◆ ENTRIES ◆
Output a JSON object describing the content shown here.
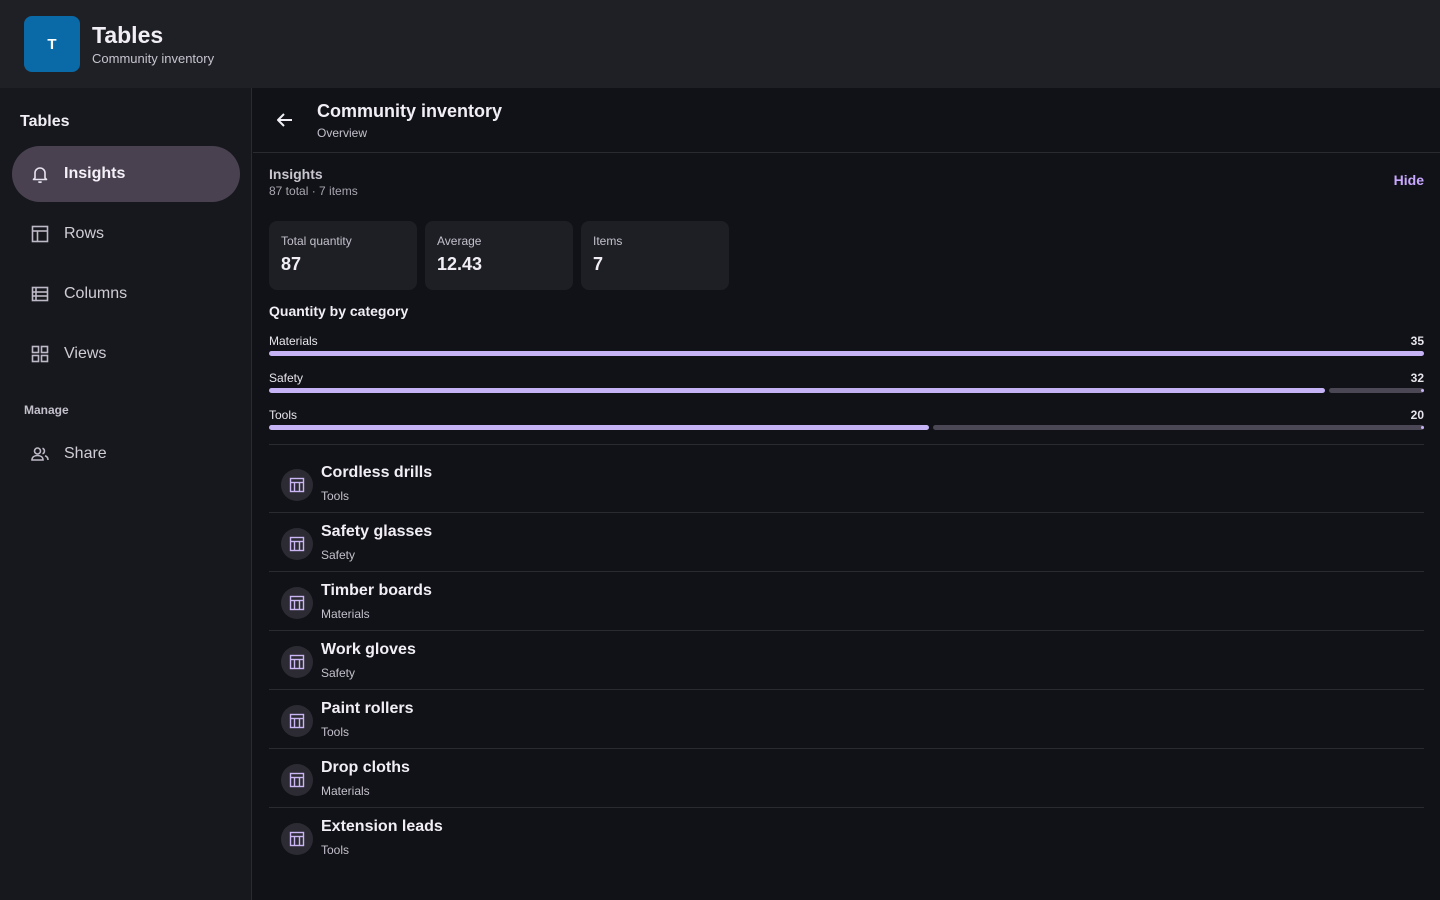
{
  "app": {
    "logo_letter": "T",
    "title": "Tables",
    "subtitle": "Community inventory"
  },
  "sidebar": {
    "heading": "Tables",
    "items": [
      {
        "label": "Insights",
        "icon": "bell-icon",
        "active": true
      },
      {
        "label": "Rows",
        "icon": "table-icon",
        "active": false
      },
      {
        "label": "Columns",
        "icon": "columns-icon",
        "active": false
      },
      {
        "label": "Views",
        "icon": "grid-icon",
        "active": false
      }
    ],
    "section_label": "Manage",
    "manage_items": [
      {
        "label": "Share",
        "icon": "people-icon"
      }
    ]
  },
  "header": {
    "title": "Community inventory",
    "subtitle": "Overview",
    "back_icon": "arrow-left-icon"
  },
  "insights": {
    "title": "Insights",
    "summary": "87 total · 7 items",
    "hide_label": "Hide",
    "stats": [
      {
        "label": "Total quantity",
        "value": "87"
      },
      {
        "label": "Average",
        "value": "12.43"
      },
      {
        "label": "Items",
        "value": "7"
      }
    ],
    "category_title": "Quantity by category",
    "categories": [
      {
        "name": "Materials",
        "value": "35",
        "fraction": 1.0
      },
      {
        "name": "Safety",
        "value": "32",
        "fraction": 0.9143
      },
      {
        "name": "Tools",
        "value": "20",
        "fraction": 0.5714
      }
    ]
  },
  "items": [
    {
      "name": "Cordless drills",
      "category": "Tools"
    },
    {
      "name": "Safety glasses",
      "category": "Safety"
    },
    {
      "name": "Timber boards",
      "category": "Materials"
    },
    {
      "name": "Work gloves",
      "category": "Safety"
    },
    {
      "name": "Paint rollers",
      "category": "Tools"
    },
    {
      "name": "Drop cloths",
      "category": "Materials"
    },
    {
      "name": "Extension leads",
      "category": "Tools"
    }
  ],
  "colors": {
    "accent": "#c5b3f5",
    "active_nav": "#4a4150",
    "logo": "#0a6aa8"
  }
}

◆ WHAT IS NEEDED ◆
Transcribe every record above exactly as written, leaving out any pictures.

◆ THE REPLY ◆
Output a JSON object describing the content shown here.
{
  "app": {
    "logo_letter": "T",
    "title": "Tables",
    "subtitle": "Community inventory"
  },
  "sidebar": {
    "heading": "Tables",
    "items": [
      {
        "label": "Insights",
        "icon": "bell-icon",
        "active": true
      },
      {
        "label": "Rows",
        "icon": "table-icon",
        "active": false
      },
      {
        "label": "Columns",
        "icon": "columns-icon",
        "active": false
      },
      {
        "label": "Views",
        "icon": "grid-icon",
        "active": false
      }
    ],
    "section_label": "Manage",
    "manage_items": [
      {
        "label": "Share",
        "icon": "people-icon"
      }
    ]
  },
  "header": {
    "title": "Community inventory",
    "subtitle": "Overview",
    "back_icon": "arrow-left-icon"
  },
  "insights": {
    "title": "Insights",
    "summary": "87 total · 7 items",
    "hide_label": "Hide",
    "stats": [
      {
        "label": "Total quantity",
        "value": "87"
      },
      {
        "label": "Average",
        "value": "12.43"
      },
      {
        "label": "Items",
        "value": "7"
      }
    ],
    "category_title": "Quantity by category",
    "categories": [
      {
        "name": "Materials",
        "value": "35",
        "fraction": 1.0
      },
      {
        "name": "Safety",
        "value": "32",
        "fraction": 0.9143
      },
      {
        "name": "Tools",
        "value": "20",
        "fraction": 0.5714
      }
    ]
  },
  "items": [
    {
      "name": "Cordless drills",
      "category": "Tools"
    },
    {
      "name": "Safety glasses",
      "category": "Safety"
    },
    {
      "name": "Timber boards",
      "category": "Materials"
    },
    {
      "name": "Work gloves",
      "category": "Safety"
    },
    {
      "name": "Paint rollers",
      "category": "Tools"
    },
    {
      "name": "Drop cloths",
      "category": "Materials"
    },
    {
      "name": "Extension leads",
      "category": "Tools"
    }
  ],
  "colors": {
    "accent": "#c5b3f5",
    "active_nav": "#4a4150",
    "logo": "#0a6aa8"
  }
}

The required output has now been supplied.